Read the listing and extract each line that includes the word "double".

> Source material:
## begin
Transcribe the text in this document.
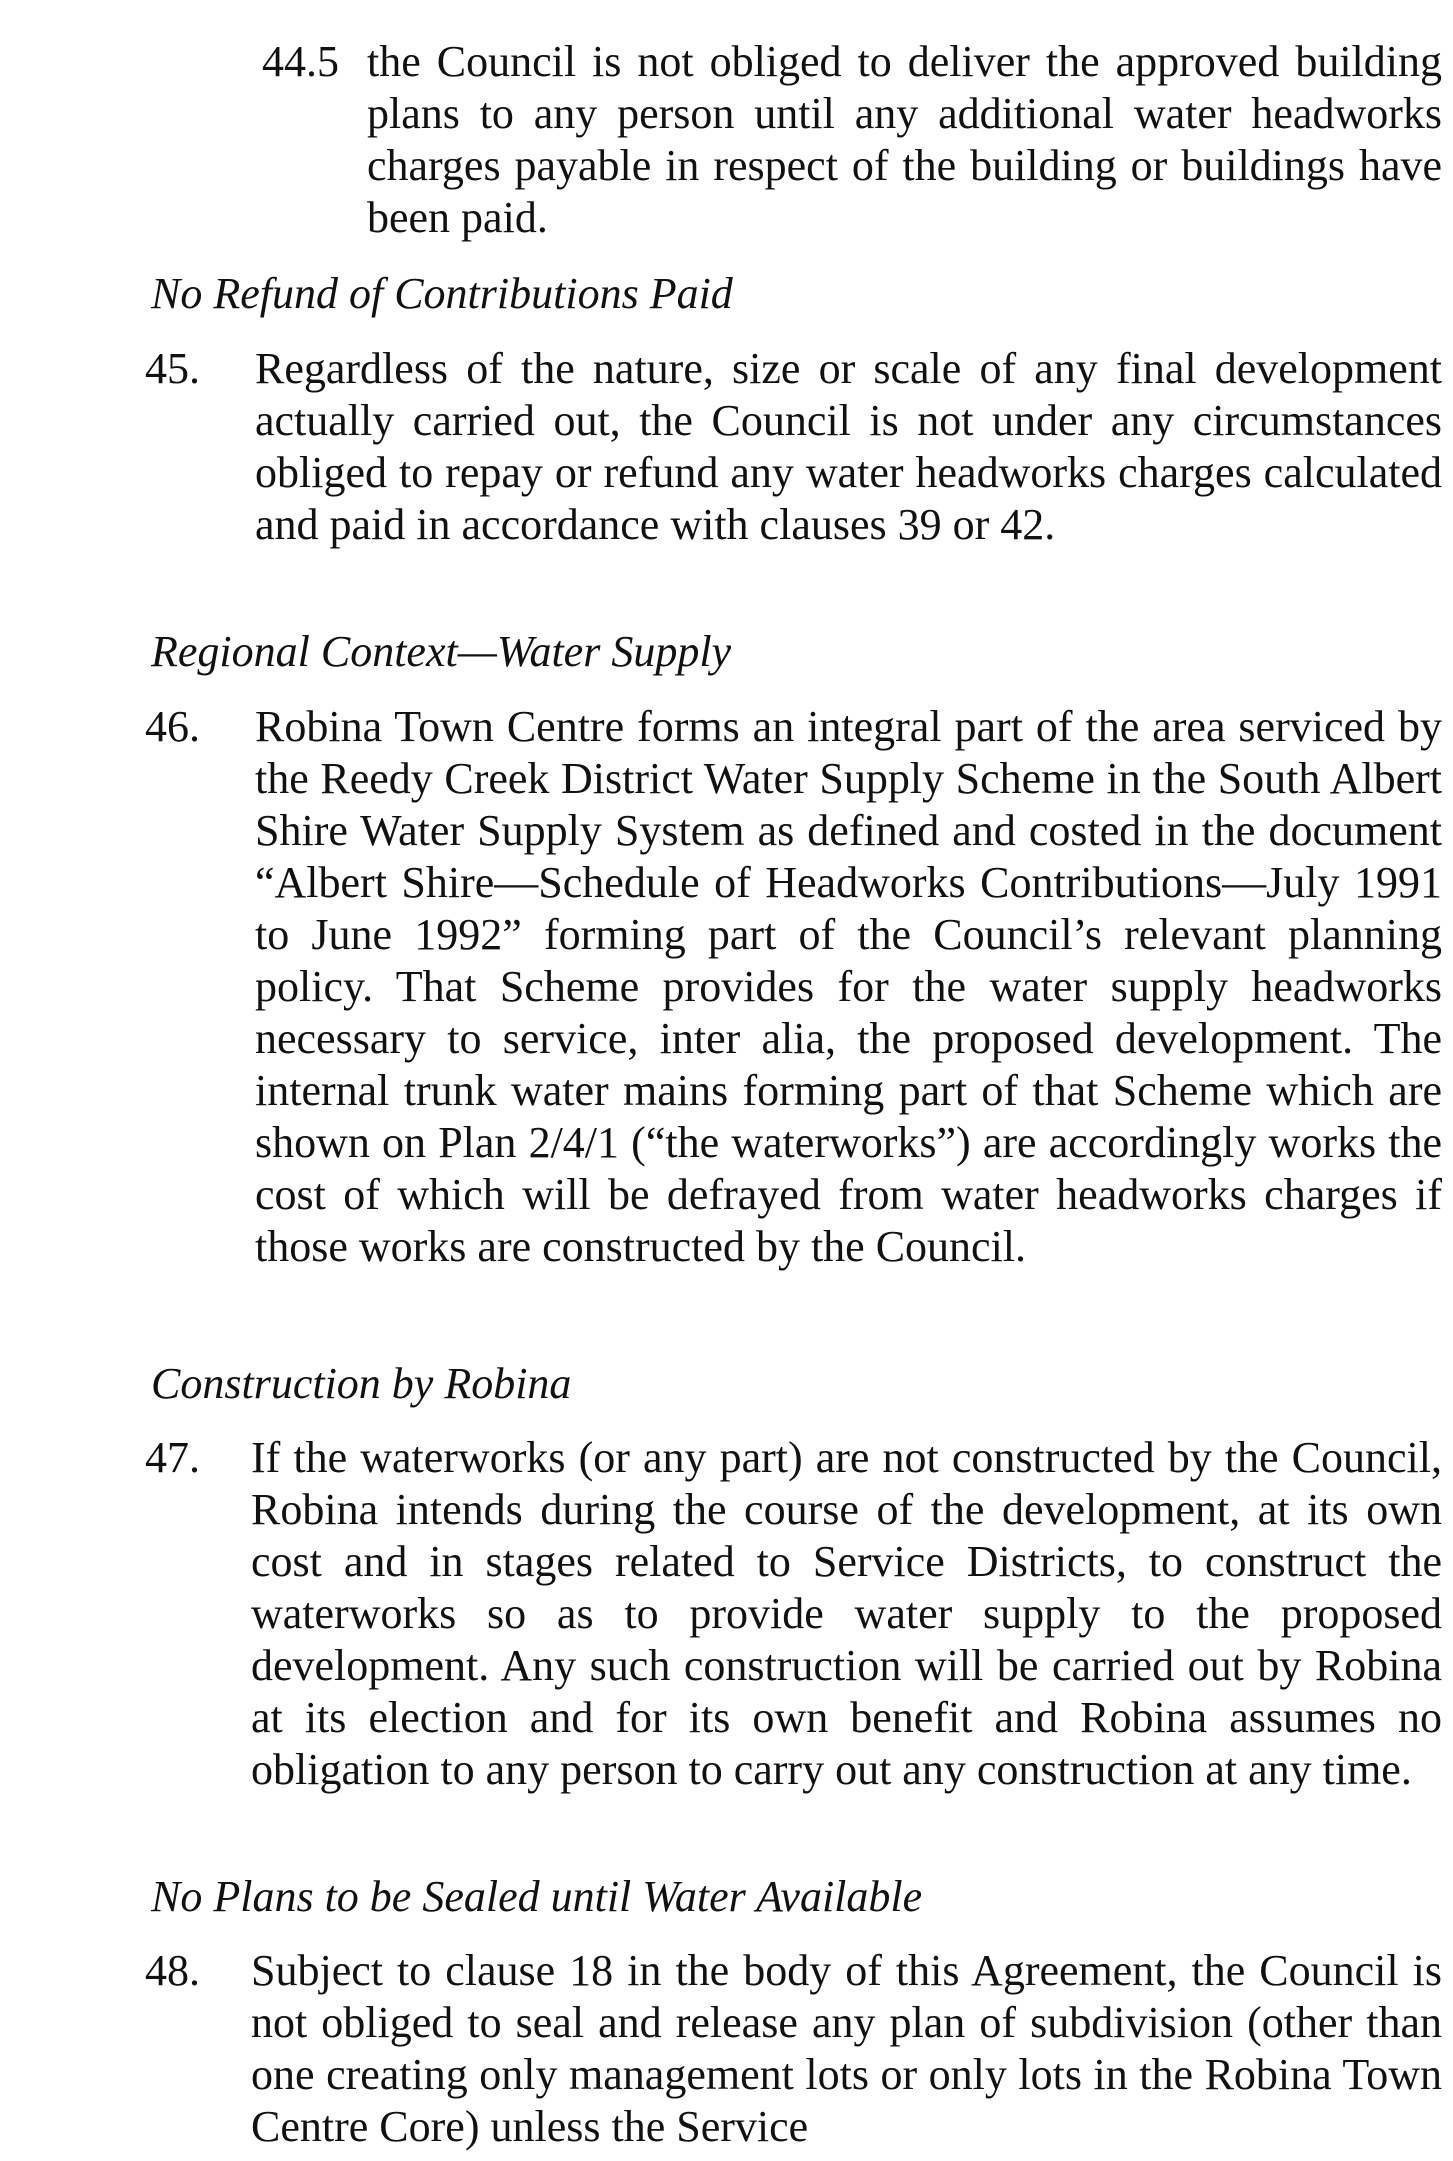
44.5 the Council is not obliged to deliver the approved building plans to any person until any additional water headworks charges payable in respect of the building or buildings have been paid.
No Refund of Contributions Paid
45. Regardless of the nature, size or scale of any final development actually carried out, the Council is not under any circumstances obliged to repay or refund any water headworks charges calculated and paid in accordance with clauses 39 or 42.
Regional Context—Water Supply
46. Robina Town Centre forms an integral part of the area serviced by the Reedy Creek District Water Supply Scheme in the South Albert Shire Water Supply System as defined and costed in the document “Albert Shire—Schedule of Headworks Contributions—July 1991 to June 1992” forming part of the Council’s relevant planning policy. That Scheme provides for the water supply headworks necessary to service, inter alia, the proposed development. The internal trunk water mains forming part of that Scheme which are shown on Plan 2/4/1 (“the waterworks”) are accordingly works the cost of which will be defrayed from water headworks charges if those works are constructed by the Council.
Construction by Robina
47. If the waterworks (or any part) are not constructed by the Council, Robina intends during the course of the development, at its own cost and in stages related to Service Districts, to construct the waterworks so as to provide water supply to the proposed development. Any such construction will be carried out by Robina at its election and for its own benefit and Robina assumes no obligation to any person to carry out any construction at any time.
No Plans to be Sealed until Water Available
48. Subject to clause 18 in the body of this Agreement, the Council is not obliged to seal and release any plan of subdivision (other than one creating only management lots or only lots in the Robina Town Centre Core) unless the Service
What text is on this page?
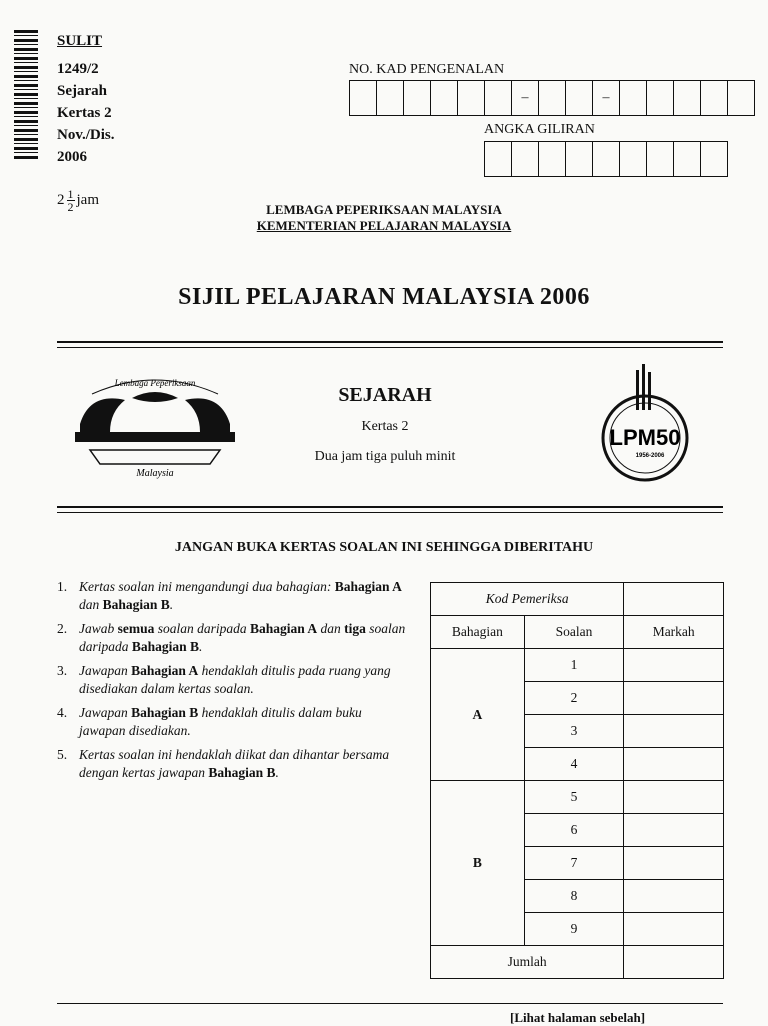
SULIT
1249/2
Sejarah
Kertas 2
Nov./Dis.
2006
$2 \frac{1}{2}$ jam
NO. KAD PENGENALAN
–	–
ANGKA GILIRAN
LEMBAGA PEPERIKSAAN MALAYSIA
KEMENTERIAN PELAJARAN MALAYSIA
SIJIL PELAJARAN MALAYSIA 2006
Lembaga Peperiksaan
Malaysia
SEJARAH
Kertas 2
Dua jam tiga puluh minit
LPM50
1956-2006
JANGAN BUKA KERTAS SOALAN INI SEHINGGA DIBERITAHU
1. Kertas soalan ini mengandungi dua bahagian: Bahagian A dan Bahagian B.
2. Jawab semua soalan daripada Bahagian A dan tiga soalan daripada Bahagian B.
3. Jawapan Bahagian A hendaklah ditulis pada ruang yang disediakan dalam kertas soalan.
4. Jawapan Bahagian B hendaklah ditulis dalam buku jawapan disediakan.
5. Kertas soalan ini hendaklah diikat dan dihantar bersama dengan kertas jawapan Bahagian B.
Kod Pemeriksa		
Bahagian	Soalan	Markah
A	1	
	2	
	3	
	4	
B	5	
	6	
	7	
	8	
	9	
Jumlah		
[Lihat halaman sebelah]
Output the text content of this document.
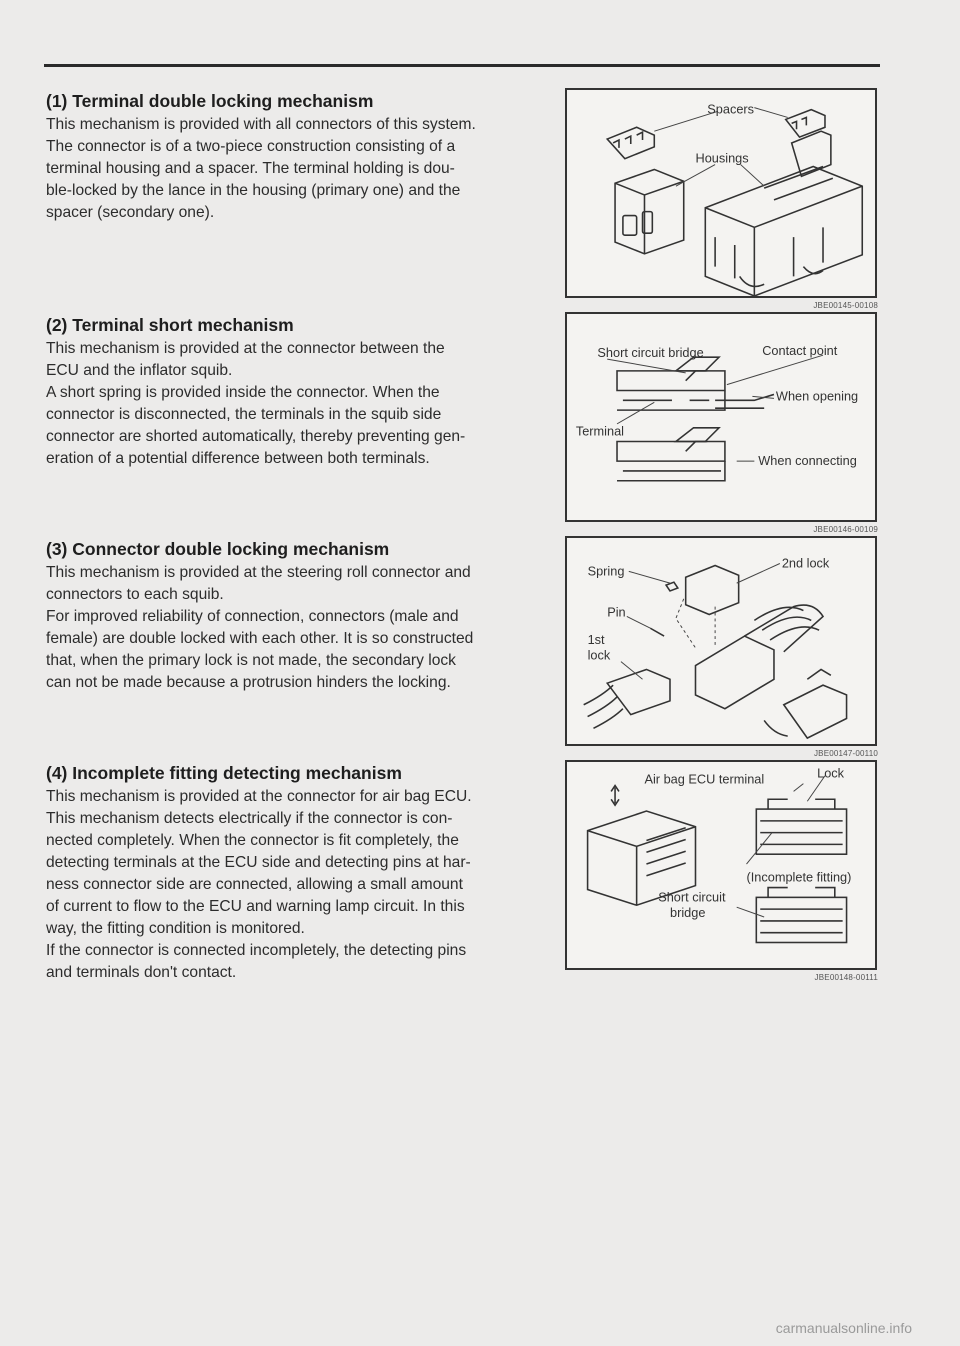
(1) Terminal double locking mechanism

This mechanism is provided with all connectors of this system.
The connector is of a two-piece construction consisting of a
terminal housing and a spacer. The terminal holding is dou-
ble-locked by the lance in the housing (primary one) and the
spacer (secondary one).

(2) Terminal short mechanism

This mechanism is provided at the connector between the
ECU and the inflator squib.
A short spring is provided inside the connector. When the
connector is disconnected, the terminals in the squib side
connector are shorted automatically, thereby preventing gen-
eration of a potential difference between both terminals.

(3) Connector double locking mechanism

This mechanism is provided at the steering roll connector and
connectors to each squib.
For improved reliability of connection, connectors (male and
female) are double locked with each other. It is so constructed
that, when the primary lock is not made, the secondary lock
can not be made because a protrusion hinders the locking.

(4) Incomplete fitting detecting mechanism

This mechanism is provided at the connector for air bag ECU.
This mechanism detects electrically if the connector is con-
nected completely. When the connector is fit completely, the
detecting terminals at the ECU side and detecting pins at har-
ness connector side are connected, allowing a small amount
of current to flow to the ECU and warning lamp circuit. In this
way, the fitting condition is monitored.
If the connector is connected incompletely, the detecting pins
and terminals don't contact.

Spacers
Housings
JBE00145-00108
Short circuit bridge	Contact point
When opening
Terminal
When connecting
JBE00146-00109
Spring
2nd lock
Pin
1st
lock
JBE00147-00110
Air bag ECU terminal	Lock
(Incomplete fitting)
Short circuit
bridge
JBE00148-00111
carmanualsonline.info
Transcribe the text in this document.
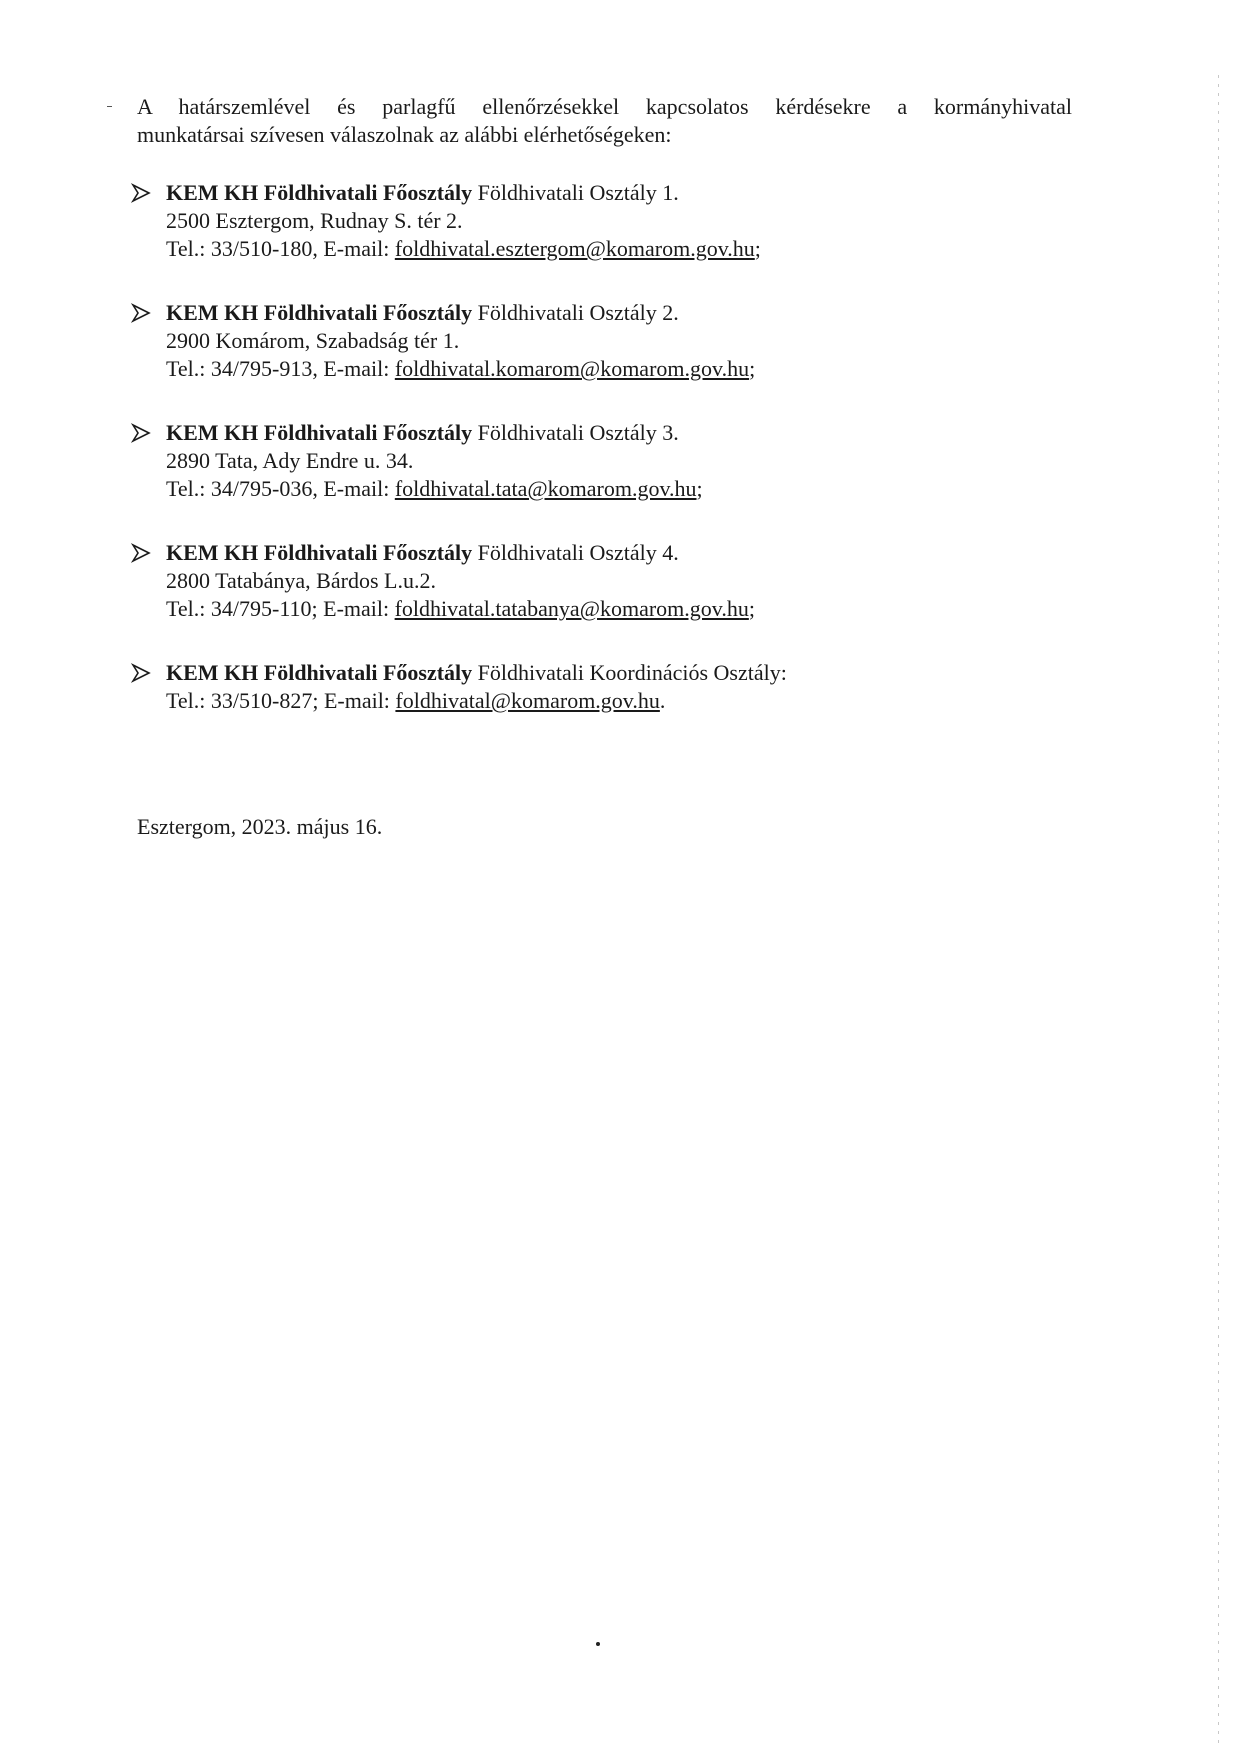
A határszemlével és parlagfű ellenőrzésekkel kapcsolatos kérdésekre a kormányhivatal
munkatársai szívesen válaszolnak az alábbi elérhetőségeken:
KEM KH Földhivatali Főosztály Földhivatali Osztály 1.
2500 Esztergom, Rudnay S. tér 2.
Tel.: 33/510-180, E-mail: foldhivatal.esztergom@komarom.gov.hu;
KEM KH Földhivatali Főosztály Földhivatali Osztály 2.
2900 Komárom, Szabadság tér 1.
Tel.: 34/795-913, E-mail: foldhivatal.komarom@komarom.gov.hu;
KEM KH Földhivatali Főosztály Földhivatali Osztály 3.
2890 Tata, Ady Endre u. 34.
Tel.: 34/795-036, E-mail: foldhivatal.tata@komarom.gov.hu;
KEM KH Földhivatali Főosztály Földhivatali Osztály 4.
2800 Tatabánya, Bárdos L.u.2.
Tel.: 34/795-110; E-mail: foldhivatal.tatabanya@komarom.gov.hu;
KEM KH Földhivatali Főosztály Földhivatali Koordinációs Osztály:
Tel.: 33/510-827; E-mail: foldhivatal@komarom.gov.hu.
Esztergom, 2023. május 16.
## end
> Correct output:
(1) Terminal double locking mechanism
(3) Connector double locking mechanism
female) are double locked with each other. It is so constructed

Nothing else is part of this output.